▶ **Instruction**: Reproduce all of the records exactly.

▶ **Data for processing**:
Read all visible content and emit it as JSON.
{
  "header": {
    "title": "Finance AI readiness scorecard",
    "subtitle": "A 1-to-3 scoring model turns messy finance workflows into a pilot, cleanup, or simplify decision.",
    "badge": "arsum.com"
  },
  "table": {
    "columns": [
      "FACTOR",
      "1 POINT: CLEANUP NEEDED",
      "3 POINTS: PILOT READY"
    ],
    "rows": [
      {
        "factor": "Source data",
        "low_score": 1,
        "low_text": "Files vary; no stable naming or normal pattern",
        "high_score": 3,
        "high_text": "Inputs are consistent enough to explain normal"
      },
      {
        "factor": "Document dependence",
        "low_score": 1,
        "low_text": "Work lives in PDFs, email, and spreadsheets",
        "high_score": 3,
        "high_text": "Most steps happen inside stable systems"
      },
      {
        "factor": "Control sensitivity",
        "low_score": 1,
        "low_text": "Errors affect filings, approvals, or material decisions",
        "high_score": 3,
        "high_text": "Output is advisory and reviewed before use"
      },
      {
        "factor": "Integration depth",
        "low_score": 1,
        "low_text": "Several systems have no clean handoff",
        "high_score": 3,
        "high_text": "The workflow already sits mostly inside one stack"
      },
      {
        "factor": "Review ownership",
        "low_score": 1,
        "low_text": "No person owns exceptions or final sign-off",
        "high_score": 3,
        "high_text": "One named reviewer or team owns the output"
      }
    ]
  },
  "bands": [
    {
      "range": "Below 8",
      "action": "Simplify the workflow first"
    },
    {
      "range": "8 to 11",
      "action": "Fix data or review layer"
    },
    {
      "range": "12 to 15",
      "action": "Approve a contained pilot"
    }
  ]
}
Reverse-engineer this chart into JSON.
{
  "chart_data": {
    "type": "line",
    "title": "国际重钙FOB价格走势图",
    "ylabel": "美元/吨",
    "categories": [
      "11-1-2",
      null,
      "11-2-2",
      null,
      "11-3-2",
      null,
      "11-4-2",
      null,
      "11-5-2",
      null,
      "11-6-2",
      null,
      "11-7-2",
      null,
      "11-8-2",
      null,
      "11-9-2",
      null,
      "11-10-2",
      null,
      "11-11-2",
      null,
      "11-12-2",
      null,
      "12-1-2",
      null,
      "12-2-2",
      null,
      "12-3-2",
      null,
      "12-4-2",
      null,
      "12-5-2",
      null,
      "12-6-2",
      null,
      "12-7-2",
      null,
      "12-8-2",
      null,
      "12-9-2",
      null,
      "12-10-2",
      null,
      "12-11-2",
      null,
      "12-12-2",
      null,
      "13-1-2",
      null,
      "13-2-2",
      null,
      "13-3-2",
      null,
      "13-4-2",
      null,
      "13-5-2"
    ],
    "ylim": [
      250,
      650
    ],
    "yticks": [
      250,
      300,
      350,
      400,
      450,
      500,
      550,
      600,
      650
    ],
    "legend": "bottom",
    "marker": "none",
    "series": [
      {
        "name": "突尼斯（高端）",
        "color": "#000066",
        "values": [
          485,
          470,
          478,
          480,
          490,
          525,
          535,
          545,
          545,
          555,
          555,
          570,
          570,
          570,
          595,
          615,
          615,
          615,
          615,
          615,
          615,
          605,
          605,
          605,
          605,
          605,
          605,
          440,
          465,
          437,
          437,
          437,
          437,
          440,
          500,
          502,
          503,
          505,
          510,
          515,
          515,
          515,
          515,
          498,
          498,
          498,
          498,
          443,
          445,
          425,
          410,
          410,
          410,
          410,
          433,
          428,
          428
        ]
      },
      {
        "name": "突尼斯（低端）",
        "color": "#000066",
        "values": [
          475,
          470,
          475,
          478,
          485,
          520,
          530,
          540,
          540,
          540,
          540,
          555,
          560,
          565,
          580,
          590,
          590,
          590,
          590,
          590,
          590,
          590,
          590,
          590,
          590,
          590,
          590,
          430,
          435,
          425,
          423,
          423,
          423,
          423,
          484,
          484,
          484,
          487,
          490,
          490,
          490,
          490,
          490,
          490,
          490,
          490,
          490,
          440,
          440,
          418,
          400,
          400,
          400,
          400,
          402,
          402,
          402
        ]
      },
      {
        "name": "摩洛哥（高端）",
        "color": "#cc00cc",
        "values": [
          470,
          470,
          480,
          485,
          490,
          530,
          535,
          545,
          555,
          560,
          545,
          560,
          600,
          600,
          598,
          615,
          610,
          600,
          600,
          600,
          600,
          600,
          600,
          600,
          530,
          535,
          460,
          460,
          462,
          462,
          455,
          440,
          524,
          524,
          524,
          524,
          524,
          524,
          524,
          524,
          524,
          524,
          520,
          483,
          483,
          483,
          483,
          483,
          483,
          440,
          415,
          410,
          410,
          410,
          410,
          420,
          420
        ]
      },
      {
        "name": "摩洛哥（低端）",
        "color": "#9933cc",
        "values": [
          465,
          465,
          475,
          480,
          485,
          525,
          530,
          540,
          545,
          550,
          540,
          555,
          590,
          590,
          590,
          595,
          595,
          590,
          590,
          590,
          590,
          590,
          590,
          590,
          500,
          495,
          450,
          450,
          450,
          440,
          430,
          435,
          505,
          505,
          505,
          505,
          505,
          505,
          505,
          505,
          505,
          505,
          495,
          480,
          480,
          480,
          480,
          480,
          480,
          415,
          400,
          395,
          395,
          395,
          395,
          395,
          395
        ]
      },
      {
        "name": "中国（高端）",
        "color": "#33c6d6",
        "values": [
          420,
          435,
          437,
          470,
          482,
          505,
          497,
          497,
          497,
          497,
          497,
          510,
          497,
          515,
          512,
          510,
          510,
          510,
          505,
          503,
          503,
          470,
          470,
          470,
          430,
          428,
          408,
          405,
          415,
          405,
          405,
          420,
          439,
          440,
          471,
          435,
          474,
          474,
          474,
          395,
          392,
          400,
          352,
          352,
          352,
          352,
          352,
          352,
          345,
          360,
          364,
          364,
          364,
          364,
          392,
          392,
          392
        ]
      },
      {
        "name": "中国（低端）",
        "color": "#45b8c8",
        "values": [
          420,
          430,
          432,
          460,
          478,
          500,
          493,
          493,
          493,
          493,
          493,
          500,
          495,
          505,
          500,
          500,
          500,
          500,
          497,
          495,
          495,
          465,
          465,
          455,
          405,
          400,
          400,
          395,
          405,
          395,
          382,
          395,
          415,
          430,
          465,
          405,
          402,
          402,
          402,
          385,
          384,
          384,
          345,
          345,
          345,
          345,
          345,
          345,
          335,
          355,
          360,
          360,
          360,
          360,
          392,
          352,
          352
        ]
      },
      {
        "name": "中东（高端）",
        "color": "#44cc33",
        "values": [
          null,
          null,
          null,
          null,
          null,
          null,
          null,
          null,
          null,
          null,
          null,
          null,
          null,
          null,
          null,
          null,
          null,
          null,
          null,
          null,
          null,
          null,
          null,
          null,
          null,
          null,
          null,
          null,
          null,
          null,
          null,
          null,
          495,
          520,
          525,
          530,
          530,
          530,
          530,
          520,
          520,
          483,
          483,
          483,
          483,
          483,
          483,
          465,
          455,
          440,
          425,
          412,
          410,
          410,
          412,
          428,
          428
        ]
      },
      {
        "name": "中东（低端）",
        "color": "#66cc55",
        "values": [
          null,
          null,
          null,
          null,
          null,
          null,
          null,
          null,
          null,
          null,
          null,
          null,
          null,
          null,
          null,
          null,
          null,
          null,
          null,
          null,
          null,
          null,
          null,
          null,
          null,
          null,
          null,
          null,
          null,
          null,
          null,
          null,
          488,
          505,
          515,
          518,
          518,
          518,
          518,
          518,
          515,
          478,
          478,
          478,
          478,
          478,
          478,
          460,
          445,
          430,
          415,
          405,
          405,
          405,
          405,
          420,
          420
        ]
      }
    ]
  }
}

▶ **The reply**:
Read all visible content and emit it as JSON.
{
  "header": {
    "title": "Finance AI readiness scorecard",
    "subtitle": "A 1-to-3 scoring model turns messy finance workflows into a pilot, cleanup, or simplify decision.",
    "badge": "arsum.com"
  },
  "table": {
    "columns": [
      "FACTOR",
      "1 POINT: CLEANUP NEEDED",
      "3 POINTS: PILOT READY"
    ],
    "rows": [
      {
        "factor": "Source data",
        "low_score": 1,
        "low_text": "Files vary; no stable naming or normal pattern",
        "high_score": 3,
        "high_text": "Inputs are consistent enough to explain normal"
      },
      {
        "factor": "Document dependence",
        "low_score": 1,
        "low_text": "Work lives in PDFs, email, and spreadsheets",
        "high_score": 3,
        "high_text": "Most steps happen inside stable systems"
      },
      {
        "factor": "Control sensitivity",
        "low_score": 1,
        "low_text": "Errors affect filings, approvals, or material decisions",
        "high_score": 3,
        "high_text": "Output is advisory and reviewed before use"
      },
      {
        "factor": "Integration depth",
        "low_score": 1,
        "low_text": "Several systems have no clean handoff",
        "high_score": 3,
        "high_text": "The workflow already sits mostly inside one stack"
      },
      {
        "factor": "Review ownership",
        "low_score": 1,
        "low_text": "No person owns exceptions or final sign-off",
        "high_score": 3,
        "high_text": "One named reviewer or team owns the output"
      }
    ]
  },
  "bands": [
    {
      "range": "Below 8",
      "action": "Simplify the workflow first"
    },
    {
      "range": "8 to 11",
      "action": "Fix data or review layer"
    },
    {
      "range": "12 to 15",
      "action": "Approve a contained pilot"
    }
  ]
}
Reverse-engineer this chart into JSON.
{
  "chart_data": {
    "type": "line",
    "title": "国际重钙FOB价格走势图",
    "ylabel": "美元/吨",
    "categories": [
      "11-1-2",
      null,
      "11-2-2",
      null,
      "11-3-2",
      null,
      "11-4-2",
      null,
      "11-5-2",
      null,
      "11-6-2",
      null,
      "11-7-2",
      null,
      "11-8-2",
      null,
      "11-9-2",
      null,
      "11-10-2",
      null,
      "11-11-2",
      null,
      "11-12-2",
      null,
      "12-1-2",
      null,
      "12-2-2",
      null,
      "12-3-2",
      null,
      "12-4-2",
      null,
      "12-5-2",
      null,
      "12-6-2",
      null,
      "12-7-2",
      null,
      "12-8-2",
      null,
      "12-9-2",
      null,
      "12-10-2",
      null,
      "12-11-2",
      null,
      "12-12-2",
      null,
      "13-1-2",
      null,
      "13-2-2",
      null,
      "13-3-2",
      null,
      "13-4-2",
      null,
      "13-5-2"
    ],
    "ylim": [
      250,
      650
    ],
    "yticks": [
      250,
      300,
      350,
      400,
      450,
      500,
      550,
      600,
      650
    ],
    "legend": "bottom",
    "marker": "none",
    "series": [
      {
        "name": "突尼斯（高端）",
        "color": "#000066",
        "values": [
          485,
          470,
          478,
          480,
          490,
          525,
          535,
          545,
          545,
          555,
          555,
          570,
          570,
          570,
          595,
          615,
          615,
          615,
          615,
          615,
          615,
          605,
          605,
          605,
          605,
          605,
          605,
          440,
          465,
          437,
          437,
          437,
          437,
          440,
          500,
          502,
          503,
          505,
          510,
          515,
          515,
          515,
          515,
          498,
          498,
          498,
          498,
          443,
          445,
          425,
          410,
          410,
          410,
          410,
          433,
          428,
          428
        ]
      },
      {
        "name": "突尼斯（低端）",
        "color": "#000066",
        "values": [
          475,
          470,
          475,
          478,
          485,
          520,
          530,
          540,
          540,
          540,
          540,
          555,
          560,
          565,
          580,
          590,
          590,
          590,
          590,
          590,
          590,
          590,
          590,
          590,
          590,
          590,
          590,
          430,
          435,
          425,
          423,
          423,
          423,
          423,
          484,
          484,
          484,
          487,
          490,
          490,
          490,
          490,
          490,
          490,
          490,
          490,
          490,
          440,
          440,
          418,
          400,
          400,
          400,
          400,
          402,
          402,
          402
        ]
      },
      {
        "name": "摩洛哥（高端）",
        "color": "#cc00cc",
        "values": [
          470,
          470,
          480,
          485,
          490,
          530,
          535,
          545,
          555,
          560,
          545,
          560,
          600,
          600,
          598,
          615,
          610,
          600,
          600,
          600,
          600,
          600,
          600,
          600,
          530,
          535,
          460,
          460,
          462,
          462,
          455,
          440,
          524,
          524,
          524,
          524,
          524,
          524,
          524,
          524,
          524,
          524,
          520,
          483,
          483,
          483,
          483,
          483,
          483,
          440,
          415,
          410,
          410,
          410,
          410,
          420,
          420
        ]
      },
      {
        "name": "摩洛哥（低端）",
        "color": "#9933cc",
        "values": [
          465,
          465,
          475,
          480,
          485,
          525,
          530,
          540,
          545,
          550,
          540,
          555,
          590,
          590,
          590,
          595,
          595,
          590,
          590,
          590,
          590,
          590,
          590,
          590,
          500,
          495,
          450,
          450,
          450,
          440,
          430,
          435,
          505,
          505,
          505,
          505,
          505,
          505,
          505,
          505,
          505,
          505,
          495,
          480,
          480,
          480,
          480,
          480,
          480,
          415,
          400,
          395,
          395,
          395,
          395,
          395,
          395
        ]
      },
      {
        "name": "中国（高端）",
        "color": "#33c6d6",
        "values": [
          420,
          435,
          437,
          470,
          482,
          505,
          497,
          497,
          497,
          497,
          497,
          510,
          497,
          515,
          512,
          510,
          510,
          510,
          505,
          503,
          503,
          470,
          470,
          470,
          430,
          428,
          408,
          405,
          415,
          405,
          405,
          420,
          439,
          440,
          471,
          435,
          474,
          474,
          474,
          395,
          392,
          400,
          352,
          352,
          352,
          352,
          352,
          352,
          345,
          360,
          364,
          364,
          364,
          364,
          392,
          392,
          392
        ]
      },
      {
        "name": "中国（低端）",
        "color": "#45b8c8",
        "values": [
          420,
          430,
          432,
          460,
          478,
          500,
          493,
          493,
          493,
          493,
          493,
          500,
          495,
          505,
          500,
          500,
          500,
          500,
          497,
          495,
          495,
          465,
          465,
          455,
          405,
          400,
          400,
          395,
          405,
          395,
          382,
          395,
          415,
          430,
          465,
          405,
          402,
          402,
          402,
          385,
          384,
          384,
          345,
          345,
          345,
          345,
          345,
          345,
          335,
          355,
          360,
          360,
          360,
          360,
          392,
          352,
          352
        ]
      },
      {
        "name": "中东（高端）",
        "color": "#44cc33",
        "values": [
          null,
          null,
          null,
          null,
          null,
          null,
          null,
          null,
          null,
          null,
          null,
          null,
          null,
          null,
          null,
          null,
          null,
          null,
          null,
          null,
          null,
          null,
          null,
          null,
          null,
          null,
          null,
          null,
          null,
          null,
          null,
          null,
          495,
          520,
          525,
          530,
          530,
          530,
          530,
          520,
          520,
          483,
          483,
          483,
          483,
          483,
          483,
          465,
          455,
          440,
          425,
          412,
          410,
          410,
          412,
          428,
          428
        ]
      },
      {
        "name": "中东（低端）",
        "color": "#66cc55",
        "values": [
          null,
          null,
          null,
          null,
          null,
          null,
          null,
          null,
          null,
          null,
          null,
          null,
          null,
          null,
          null,
          null,
          null,
          null,
          null,
          null,
          null,
          null,
          null,
          null,
          null,
          null,
          null,
          null,
          null,
          null,
          null,
          null,
          488,
          505,
          515,
          518,
          518,
          518,
          518,
          518,
          515,
          478,
          478,
          478,
          478,
          478,
          478,
          460,
          445,
          430,
          415,
          405,
          405,
          405,
          405,
          420,
          420
        ]
      }
    ]
  }
}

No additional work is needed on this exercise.